*** Material for this exercise
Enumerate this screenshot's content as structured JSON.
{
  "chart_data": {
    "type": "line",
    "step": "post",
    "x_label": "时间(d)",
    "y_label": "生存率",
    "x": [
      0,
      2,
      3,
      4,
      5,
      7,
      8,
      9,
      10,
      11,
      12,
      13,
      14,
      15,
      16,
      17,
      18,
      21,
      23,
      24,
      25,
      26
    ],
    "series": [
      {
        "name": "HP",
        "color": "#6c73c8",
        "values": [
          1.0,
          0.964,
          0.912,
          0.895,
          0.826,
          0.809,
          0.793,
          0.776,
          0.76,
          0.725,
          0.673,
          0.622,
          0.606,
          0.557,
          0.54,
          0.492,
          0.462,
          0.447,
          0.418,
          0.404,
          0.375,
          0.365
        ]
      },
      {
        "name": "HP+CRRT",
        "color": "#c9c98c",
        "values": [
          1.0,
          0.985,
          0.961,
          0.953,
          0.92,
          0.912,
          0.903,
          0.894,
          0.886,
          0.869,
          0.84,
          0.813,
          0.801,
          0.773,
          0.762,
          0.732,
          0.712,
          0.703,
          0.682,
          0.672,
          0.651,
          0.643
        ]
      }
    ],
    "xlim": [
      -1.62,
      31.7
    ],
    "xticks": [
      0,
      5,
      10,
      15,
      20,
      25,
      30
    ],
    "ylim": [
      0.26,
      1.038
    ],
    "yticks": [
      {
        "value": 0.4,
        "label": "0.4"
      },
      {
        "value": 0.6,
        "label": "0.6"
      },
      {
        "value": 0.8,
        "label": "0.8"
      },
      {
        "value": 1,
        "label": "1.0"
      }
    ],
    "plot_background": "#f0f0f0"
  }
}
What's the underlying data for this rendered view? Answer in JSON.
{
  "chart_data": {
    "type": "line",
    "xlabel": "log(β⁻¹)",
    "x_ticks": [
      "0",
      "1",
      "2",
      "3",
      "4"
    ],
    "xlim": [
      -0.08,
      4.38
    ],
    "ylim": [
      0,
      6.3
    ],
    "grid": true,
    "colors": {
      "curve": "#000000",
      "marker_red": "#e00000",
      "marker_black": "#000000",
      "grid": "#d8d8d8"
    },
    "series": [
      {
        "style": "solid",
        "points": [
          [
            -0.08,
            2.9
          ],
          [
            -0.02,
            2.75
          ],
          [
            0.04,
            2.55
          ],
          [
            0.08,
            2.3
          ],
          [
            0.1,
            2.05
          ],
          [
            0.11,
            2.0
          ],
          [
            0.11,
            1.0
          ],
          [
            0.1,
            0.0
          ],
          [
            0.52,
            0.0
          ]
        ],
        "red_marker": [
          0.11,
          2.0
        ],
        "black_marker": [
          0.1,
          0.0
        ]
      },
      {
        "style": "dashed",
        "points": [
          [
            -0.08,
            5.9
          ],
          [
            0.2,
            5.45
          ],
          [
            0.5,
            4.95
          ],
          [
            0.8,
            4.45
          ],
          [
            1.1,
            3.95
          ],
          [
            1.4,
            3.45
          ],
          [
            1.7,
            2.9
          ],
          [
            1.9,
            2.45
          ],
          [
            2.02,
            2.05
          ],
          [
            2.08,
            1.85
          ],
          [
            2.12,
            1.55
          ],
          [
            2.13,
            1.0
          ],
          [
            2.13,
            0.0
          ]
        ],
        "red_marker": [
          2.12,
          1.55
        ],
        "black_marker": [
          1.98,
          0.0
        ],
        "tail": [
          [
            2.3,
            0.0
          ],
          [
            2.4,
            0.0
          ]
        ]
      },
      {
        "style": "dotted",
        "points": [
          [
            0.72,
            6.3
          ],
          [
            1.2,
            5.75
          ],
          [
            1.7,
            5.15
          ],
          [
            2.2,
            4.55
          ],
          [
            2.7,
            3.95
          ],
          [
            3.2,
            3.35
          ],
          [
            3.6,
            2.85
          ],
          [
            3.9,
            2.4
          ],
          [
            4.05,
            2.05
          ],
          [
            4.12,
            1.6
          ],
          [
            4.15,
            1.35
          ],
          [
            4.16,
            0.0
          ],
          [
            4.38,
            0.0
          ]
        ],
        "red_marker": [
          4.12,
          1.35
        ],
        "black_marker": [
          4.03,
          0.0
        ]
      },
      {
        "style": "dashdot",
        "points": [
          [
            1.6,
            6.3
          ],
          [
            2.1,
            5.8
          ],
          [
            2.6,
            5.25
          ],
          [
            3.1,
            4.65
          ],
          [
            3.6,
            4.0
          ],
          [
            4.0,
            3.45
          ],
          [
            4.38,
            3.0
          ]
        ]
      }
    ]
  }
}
******
Reproduce the material above exactly; please quote every line of it.

### Task result
Enumerate this screenshot's content as structured JSON.
{
  "chart_data": {
    "type": "line",
    "step": "post",
    "x_label": "时间(d)",
    "y_label": "生存率",
    "x": [
      0,
      2,
      3,
      4,
      5,
      7,
      8,
      9,
      10,
      11,
      12,
      13,
      14,
      15,
      16,
      17,
      18,
      21,
      23,
      24,
      25,
      26
    ],
    "series": [
      {
        "name": "HP",
        "color": "#6c73c8",
        "values": [
          1.0,
          0.964,
          0.912,
          0.895,
          0.826,
          0.809,
          0.793,
          0.776,
          0.76,
          0.725,
          0.673,
          0.622,
          0.606,
          0.557,
          0.54,
          0.492,
          0.462,
          0.447,
          0.418,
          0.404,
          0.375,
          0.365
        ]
      },
      {
        "name": "HP+CRRT",
        "color": "#c9c98c",
        "values": [
          1.0,
          0.985,
          0.961,
          0.953,
          0.92,
          0.912,
          0.903,
          0.894,
          0.886,
          0.869,
          0.84,
          0.813,
          0.801,
          0.773,
          0.762,
          0.732,
          0.712,
          0.703,
          0.682,
          0.672,
          0.651,
          0.643
        ]
      }
    ],
    "xlim": [
      -1.62,
      31.7
    ],
    "xticks": [
      0,
      5,
      10,
      15,
      20,
      25,
      30
    ],
    "ylim": [
      0.26,
      1.038
    ],
    "yticks": [
      {
        "value": 0.4,
        "label": "0.4"
      },
      {
        "value": 0.6,
        "label": "0.6"
      },
      {
        "value": 0.8,
        "label": "0.8"
      },
      {
        "value": 1,
        "label": "1.0"
      }
    ],
    "plot_background": "#f0f0f0"
  }
}
What's the underlying data for this rendered view? Answer in JSON.
{
  "chart_data": {
    "type": "line",
    "xlabel": "log(β⁻¹)",
    "x_ticks": [
      "0",
      "1",
      "2",
      "3",
      "4"
    ],
    "xlim": [
      -0.08,
      4.38
    ],
    "ylim": [
      0,
      6.3
    ],
    "grid": true,
    "colors": {
      "curve": "#000000",
      "marker_red": "#e00000",
      "marker_black": "#000000",
      "grid": "#d8d8d8"
    },
    "series": [
      {
        "style": "solid",
        "points": [
          [
            -0.08,
            2.9
          ],
          [
            -0.02,
            2.75
          ],
          [
            0.04,
            2.55
          ],
          [
            0.08,
            2.3
          ],
          [
            0.1,
            2.05
          ],
          [
            0.11,
            2.0
          ],
          [
            0.11,
            1.0
          ],
          [
            0.1,
            0.0
          ],
          [
            0.52,
            0.0
          ]
        ],
        "red_marker": [
          0.11,
          2.0
        ],
        "black_marker": [
          0.1,
          0.0
        ]
      },
      {
        "style": "dashed",
        "points": [
          [
            -0.08,
            5.9
          ],
          [
            0.2,
            5.45
          ],
          [
            0.5,
            4.95
          ],
          [
            0.8,
            4.45
          ],
          [
            1.1,
            3.95
          ],
          [
            1.4,
            3.45
          ],
          [
            1.7,
            2.9
          ],
          [
            1.9,
            2.45
          ],
          [
            2.02,
            2.05
          ],
          [
            2.08,
            1.85
          ],
          [
            2.12,
            1.55
          ],
          [
            2.13,
            1.0
          ],
          [
            2.13,
            0.0
          ]
        ],
        "red_marker": [
          2.12,
          1.55
        ],
        "black_marker": [
          1.98,
          0.0
        ],
        "tail": [
          [
            2.3,
            0.0
          ],
          [
            2.4,
            0.0
          ]
        ]
      },
      {
        "style": "dotted",
        "points": [
          [
            0.72,
            6.3
          ],
          [
            1.2,
            5.75
          ],
          [
            1.7,
            5.15
          ],
          [
            2.2,
            4.55
          ],
          [
            2.7,
            3.95
          ],
          [
            3.2,
            3.35
          ],
          [
            3.6,
            2.85
          ],
          [
            3.9,
            2.4
          ],
          [
            4.05,
            2.05
          ],
          [
            4.12,
            1.6
          ],
          [
            4.15,
            1.35
          ],
          [
            4.16,
            0.0
          ],
          [
            4.38,
            0.0
          ]
        ],
        "red_marker": [
          4.12,
          1.35
        ],
        "black_marker": [
          4.03,
          0.0
        ]
      },
      {
        "style": "dashdot",
        "points": [
          [
            1.6,
            6.3
          ],
          [
            2.1,
            5.8
          ],
          [
            2.6,
            5.25
          ],
          [
            3.1,
            4.65
          ],
          [
            3.6,
            4.0
          ],
          [
            4.0,
            3.45
          ],
          [
            4.38,
            3.0
          ]
        ]
      }
    ]
  }
}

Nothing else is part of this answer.